### WHAT NEEDS TO BE DONE
Below are the records. List every line holding the word "средства".

— START OF EXTRACTED MATERIAL —

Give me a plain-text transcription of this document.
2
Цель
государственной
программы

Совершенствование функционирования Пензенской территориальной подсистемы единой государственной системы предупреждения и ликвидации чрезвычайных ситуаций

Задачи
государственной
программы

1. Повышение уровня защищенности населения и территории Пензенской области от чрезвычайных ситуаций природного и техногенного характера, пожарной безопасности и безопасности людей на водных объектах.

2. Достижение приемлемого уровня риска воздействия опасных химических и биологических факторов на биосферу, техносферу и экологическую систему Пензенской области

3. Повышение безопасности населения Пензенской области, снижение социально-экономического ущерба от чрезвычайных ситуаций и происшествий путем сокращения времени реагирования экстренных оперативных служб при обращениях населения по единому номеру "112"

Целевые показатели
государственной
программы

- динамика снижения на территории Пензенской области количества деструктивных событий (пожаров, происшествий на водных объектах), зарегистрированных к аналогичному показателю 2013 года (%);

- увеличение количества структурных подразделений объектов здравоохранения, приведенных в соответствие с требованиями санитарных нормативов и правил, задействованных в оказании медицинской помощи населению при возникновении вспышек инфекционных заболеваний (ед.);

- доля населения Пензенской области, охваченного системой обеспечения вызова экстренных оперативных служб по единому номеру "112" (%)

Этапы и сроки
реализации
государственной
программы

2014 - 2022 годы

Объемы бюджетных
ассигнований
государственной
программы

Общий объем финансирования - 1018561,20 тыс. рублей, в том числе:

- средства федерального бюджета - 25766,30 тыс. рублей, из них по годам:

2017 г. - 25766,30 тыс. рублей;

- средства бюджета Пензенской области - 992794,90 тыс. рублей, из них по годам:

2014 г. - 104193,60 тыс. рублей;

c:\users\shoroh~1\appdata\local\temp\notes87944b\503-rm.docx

— END OF EXTRACTED MATERIAL —

### COMPLETE OUTPUT
- средства федерального бюджета - 25766,30 тыс. рублей, из них по годам:
- средства бюджета Пензенской области - 992794,90 тыс. рублей, из них по годам:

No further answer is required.